### THE INPUT
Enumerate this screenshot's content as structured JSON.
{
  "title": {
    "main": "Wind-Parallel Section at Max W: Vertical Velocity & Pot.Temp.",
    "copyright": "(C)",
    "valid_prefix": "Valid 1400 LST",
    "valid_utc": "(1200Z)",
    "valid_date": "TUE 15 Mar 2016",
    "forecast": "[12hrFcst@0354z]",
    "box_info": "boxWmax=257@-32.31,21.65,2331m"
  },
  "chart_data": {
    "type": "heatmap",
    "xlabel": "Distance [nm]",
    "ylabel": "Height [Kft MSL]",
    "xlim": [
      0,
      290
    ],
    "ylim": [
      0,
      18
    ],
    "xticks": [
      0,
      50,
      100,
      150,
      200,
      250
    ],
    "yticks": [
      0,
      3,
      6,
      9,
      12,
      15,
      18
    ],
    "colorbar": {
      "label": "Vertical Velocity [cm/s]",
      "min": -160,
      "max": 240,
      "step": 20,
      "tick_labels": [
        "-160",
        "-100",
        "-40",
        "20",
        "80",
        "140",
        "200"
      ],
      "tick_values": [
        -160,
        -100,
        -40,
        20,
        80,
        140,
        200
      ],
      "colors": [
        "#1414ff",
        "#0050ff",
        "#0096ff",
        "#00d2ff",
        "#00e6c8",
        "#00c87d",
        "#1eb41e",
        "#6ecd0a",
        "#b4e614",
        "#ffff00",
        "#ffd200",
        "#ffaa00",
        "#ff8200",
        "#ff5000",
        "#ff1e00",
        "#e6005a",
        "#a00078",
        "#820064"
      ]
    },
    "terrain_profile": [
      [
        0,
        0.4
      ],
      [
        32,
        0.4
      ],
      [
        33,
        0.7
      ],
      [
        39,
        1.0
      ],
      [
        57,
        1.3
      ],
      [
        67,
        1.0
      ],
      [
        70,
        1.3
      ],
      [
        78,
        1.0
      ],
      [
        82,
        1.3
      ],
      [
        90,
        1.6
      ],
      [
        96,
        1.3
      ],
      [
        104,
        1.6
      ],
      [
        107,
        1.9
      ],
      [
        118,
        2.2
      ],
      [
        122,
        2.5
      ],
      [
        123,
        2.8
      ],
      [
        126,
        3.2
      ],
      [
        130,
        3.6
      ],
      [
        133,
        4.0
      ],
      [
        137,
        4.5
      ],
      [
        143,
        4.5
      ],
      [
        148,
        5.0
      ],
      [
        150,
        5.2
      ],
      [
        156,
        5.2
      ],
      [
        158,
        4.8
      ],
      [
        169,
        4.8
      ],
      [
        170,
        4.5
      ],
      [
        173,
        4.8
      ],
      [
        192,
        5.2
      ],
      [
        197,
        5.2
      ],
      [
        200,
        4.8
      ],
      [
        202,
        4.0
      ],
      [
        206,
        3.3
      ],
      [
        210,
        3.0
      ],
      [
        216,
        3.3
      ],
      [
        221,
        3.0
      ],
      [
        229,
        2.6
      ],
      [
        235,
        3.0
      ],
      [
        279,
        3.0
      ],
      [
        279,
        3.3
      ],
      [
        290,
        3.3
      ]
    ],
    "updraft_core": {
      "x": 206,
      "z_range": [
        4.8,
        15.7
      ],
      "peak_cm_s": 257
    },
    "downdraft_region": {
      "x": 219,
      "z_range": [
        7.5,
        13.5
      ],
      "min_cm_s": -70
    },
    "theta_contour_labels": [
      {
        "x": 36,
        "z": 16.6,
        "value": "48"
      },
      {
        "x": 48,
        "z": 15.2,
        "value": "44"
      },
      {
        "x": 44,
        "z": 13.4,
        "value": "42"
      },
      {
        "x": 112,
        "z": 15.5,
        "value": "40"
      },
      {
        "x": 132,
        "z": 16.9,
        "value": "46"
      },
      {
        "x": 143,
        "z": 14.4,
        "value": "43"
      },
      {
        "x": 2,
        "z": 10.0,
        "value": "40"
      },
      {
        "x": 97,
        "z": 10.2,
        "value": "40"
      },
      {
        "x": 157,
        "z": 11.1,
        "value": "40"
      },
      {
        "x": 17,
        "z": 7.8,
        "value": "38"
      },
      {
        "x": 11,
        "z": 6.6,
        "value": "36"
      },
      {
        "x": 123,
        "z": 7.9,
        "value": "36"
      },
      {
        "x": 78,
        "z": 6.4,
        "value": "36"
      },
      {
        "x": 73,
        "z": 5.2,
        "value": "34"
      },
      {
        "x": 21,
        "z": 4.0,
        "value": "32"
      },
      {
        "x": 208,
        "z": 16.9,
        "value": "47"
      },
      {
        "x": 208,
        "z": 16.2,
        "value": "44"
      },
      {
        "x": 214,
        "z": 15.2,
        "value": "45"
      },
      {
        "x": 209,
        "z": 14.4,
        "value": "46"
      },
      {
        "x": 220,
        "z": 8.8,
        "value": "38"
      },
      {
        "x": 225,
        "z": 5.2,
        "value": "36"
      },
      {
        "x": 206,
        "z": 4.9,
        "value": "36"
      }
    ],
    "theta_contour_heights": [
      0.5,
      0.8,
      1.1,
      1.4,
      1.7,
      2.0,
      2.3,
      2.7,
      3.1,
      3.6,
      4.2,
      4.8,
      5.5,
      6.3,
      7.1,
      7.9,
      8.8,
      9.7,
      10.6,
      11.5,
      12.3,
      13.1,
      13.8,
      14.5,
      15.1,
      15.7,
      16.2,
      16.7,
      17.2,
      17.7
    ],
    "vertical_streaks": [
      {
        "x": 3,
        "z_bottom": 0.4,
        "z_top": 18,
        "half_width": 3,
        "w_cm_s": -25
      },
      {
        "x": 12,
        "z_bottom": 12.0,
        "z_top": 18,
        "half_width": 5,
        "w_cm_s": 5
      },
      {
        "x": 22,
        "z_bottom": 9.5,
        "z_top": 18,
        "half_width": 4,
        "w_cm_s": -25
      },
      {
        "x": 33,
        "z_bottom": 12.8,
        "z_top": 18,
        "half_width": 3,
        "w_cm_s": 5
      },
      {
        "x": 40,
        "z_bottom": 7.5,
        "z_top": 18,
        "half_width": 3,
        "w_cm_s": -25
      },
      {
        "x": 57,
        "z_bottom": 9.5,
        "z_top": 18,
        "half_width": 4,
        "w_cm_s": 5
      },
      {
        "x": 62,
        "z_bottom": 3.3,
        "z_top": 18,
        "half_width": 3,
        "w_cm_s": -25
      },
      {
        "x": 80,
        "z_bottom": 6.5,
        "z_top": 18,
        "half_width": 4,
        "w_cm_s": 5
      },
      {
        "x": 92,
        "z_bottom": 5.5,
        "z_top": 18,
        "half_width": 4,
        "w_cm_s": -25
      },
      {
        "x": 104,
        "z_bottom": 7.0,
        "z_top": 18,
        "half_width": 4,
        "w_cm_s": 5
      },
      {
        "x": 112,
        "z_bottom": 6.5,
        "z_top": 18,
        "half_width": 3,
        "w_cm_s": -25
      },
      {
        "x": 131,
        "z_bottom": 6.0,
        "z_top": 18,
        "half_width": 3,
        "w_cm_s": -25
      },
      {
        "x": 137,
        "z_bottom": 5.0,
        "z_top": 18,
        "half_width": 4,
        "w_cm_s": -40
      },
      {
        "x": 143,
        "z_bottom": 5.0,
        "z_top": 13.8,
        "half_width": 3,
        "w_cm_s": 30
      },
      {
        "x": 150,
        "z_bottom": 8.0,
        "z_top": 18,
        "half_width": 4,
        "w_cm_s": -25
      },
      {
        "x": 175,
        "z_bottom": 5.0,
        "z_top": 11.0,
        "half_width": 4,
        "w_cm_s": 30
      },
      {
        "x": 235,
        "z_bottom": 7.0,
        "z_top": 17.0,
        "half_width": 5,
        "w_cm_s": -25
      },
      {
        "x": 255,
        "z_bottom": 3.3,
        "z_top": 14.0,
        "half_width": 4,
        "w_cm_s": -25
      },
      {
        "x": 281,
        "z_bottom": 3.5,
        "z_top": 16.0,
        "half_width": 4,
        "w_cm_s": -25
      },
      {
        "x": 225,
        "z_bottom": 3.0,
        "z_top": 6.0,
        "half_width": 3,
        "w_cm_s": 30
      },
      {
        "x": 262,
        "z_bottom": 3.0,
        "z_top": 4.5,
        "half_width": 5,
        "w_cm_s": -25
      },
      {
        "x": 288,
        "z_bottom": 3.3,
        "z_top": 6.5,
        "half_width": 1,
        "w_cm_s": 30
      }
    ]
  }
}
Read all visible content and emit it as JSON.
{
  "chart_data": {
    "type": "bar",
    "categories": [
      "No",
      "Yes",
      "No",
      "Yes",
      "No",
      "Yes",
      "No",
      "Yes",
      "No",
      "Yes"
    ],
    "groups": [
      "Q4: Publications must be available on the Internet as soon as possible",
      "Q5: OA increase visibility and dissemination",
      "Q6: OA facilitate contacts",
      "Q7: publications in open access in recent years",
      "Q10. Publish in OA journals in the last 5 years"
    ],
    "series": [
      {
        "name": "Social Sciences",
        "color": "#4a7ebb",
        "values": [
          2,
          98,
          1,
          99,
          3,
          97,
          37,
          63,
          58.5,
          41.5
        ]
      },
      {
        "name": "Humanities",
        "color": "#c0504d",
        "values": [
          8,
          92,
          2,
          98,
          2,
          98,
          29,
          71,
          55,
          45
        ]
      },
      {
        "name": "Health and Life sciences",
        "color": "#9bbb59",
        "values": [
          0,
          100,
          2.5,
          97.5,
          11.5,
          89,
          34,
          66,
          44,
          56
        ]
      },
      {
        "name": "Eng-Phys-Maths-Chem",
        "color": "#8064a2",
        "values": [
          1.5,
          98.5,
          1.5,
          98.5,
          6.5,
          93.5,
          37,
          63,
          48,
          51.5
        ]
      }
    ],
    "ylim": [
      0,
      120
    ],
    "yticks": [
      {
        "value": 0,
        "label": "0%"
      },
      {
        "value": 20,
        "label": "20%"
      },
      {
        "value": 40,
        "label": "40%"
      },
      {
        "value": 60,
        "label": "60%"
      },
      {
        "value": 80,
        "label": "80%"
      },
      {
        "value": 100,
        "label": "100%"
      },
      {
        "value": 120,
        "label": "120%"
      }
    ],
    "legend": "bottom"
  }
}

### DIRECTION
Report only the number of lines in the data above that contain "name".

### EXERCISE OUTPUT
4